■ **Brief**: Count every line that includes the string "description" in the entries that follow. Nothing besides the number is needed.

** start Provided material **

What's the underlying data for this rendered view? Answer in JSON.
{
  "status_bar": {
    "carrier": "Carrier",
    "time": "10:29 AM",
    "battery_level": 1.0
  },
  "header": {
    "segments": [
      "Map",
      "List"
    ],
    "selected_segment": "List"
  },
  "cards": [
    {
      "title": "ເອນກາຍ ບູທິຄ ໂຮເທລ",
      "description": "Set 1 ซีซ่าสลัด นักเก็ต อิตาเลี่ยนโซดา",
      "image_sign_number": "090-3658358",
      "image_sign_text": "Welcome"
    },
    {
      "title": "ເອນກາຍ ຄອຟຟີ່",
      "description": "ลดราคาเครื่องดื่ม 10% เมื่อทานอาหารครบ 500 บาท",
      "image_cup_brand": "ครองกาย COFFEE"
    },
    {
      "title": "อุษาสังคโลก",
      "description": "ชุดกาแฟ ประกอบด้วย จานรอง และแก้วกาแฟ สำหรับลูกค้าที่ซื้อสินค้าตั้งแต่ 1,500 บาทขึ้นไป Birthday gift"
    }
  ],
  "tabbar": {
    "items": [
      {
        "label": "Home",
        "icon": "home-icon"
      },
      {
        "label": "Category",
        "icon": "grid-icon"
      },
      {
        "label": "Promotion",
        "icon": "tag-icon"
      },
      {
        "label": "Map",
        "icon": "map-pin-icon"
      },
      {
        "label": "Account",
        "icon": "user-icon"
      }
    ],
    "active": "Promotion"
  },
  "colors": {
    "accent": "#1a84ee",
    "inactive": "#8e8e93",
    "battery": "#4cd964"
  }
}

** end Provided material **

■ **Completed task**: 3